The request – Wherever a line holds the word "Monthly", copy that line out.

(Collected data)
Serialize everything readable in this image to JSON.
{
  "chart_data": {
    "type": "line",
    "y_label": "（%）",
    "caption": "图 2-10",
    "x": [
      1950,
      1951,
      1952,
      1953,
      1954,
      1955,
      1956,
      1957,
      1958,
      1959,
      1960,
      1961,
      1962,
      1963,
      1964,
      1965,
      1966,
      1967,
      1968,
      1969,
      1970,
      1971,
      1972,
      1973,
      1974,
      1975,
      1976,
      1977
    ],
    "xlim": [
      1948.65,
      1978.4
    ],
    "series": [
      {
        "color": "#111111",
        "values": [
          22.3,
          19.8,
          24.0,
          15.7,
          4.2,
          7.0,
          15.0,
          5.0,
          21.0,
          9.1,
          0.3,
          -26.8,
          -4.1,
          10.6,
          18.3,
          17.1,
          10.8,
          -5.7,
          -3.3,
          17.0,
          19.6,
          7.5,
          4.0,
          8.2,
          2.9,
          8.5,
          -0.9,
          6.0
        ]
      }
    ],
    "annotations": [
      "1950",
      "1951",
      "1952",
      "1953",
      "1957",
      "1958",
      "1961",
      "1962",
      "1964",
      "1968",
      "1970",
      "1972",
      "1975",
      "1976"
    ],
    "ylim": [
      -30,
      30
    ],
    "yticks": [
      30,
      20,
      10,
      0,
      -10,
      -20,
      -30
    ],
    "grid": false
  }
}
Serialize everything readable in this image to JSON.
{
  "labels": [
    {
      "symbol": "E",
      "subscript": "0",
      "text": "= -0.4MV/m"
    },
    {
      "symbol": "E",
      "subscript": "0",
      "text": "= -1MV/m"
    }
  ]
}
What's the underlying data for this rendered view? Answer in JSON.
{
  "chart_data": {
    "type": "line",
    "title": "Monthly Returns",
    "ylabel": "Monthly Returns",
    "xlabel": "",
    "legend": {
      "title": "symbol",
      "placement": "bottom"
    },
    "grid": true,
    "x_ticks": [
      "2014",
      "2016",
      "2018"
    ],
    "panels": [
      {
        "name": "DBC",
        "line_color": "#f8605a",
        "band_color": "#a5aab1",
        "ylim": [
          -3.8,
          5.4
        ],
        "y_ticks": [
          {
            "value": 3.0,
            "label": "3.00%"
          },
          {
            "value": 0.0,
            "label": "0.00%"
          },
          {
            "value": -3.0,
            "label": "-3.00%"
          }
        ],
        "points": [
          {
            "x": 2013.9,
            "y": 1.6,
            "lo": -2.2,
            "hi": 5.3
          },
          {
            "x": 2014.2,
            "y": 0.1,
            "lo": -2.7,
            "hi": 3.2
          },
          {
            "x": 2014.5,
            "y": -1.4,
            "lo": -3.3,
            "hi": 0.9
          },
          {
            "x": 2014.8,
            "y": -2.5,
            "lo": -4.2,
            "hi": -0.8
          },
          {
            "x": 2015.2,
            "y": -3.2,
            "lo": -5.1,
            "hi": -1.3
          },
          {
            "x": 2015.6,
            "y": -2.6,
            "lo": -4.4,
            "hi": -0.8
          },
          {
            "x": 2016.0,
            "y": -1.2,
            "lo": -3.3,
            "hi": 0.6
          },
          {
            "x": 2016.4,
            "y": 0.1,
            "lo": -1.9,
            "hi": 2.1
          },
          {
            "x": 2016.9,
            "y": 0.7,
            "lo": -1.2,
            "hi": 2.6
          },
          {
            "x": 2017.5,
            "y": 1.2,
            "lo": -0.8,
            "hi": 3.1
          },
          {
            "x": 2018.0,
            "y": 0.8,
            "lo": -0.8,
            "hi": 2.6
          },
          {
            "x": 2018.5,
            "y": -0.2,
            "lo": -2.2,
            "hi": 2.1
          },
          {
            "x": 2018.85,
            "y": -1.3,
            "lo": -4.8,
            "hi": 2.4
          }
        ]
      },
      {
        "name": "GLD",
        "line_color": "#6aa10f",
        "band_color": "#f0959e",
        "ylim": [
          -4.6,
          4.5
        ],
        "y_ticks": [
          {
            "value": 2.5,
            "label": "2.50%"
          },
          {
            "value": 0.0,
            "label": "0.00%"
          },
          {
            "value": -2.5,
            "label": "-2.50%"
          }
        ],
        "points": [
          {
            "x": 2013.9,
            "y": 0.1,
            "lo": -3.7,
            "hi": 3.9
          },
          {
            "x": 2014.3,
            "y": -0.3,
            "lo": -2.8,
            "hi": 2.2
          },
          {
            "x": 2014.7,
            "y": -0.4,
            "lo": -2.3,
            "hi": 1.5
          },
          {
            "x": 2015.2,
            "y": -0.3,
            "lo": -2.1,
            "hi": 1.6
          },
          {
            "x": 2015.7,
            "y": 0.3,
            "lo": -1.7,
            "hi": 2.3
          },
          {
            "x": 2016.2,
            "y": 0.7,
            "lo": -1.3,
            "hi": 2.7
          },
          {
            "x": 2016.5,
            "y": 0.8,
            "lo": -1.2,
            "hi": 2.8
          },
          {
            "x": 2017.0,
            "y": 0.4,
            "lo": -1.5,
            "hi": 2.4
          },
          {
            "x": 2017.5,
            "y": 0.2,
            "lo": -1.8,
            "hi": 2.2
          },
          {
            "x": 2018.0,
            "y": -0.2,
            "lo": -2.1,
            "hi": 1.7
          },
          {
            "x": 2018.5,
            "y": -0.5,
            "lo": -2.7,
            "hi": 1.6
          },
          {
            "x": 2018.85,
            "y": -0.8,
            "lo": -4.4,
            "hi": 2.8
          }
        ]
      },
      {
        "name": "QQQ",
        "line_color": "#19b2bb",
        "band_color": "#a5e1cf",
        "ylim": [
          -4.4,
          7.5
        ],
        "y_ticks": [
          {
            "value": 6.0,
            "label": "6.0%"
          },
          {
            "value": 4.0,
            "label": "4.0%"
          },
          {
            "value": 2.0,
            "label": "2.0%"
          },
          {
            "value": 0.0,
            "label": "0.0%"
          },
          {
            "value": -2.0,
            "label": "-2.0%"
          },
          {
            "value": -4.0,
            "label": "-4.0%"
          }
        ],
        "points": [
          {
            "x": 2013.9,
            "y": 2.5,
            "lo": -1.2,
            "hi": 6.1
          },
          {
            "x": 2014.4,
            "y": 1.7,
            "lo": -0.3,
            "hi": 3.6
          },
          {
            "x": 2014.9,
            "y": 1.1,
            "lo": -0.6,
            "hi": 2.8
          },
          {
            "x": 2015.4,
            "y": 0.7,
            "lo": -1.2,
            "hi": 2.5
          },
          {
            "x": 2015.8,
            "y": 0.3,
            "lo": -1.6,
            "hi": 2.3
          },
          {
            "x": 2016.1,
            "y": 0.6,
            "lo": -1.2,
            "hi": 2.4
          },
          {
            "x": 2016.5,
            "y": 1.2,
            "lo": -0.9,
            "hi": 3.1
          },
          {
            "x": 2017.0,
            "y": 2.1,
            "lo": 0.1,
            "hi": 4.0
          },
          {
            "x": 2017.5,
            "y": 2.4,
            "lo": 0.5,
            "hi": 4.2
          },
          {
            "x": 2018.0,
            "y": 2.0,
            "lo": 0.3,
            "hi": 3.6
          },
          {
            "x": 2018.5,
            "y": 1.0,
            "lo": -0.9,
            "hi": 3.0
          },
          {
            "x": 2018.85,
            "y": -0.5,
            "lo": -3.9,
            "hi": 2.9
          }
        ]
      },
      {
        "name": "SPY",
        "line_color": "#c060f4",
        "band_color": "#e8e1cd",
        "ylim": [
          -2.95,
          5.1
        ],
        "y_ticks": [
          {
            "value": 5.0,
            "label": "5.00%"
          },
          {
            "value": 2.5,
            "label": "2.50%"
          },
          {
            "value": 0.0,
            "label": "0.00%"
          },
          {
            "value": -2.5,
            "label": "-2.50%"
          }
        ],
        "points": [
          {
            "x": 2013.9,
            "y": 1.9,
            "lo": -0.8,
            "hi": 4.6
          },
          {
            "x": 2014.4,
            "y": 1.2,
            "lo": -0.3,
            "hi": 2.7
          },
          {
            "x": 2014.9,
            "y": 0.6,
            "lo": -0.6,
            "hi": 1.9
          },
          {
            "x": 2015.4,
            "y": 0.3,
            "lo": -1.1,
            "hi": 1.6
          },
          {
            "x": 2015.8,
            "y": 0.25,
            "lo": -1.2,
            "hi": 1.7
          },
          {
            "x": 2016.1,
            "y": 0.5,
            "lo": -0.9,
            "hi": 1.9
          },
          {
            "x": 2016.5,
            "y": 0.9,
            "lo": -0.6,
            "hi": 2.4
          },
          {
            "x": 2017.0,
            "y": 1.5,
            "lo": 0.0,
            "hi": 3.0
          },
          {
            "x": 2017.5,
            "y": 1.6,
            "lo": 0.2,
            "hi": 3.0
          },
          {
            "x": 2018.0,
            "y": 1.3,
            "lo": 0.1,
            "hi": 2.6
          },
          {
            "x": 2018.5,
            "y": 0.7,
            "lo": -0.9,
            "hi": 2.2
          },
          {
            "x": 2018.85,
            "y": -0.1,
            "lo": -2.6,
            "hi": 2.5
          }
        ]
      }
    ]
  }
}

Solution to this task –
    "title": "Monthly Returns",
    "ylabel": "Monthly Returns",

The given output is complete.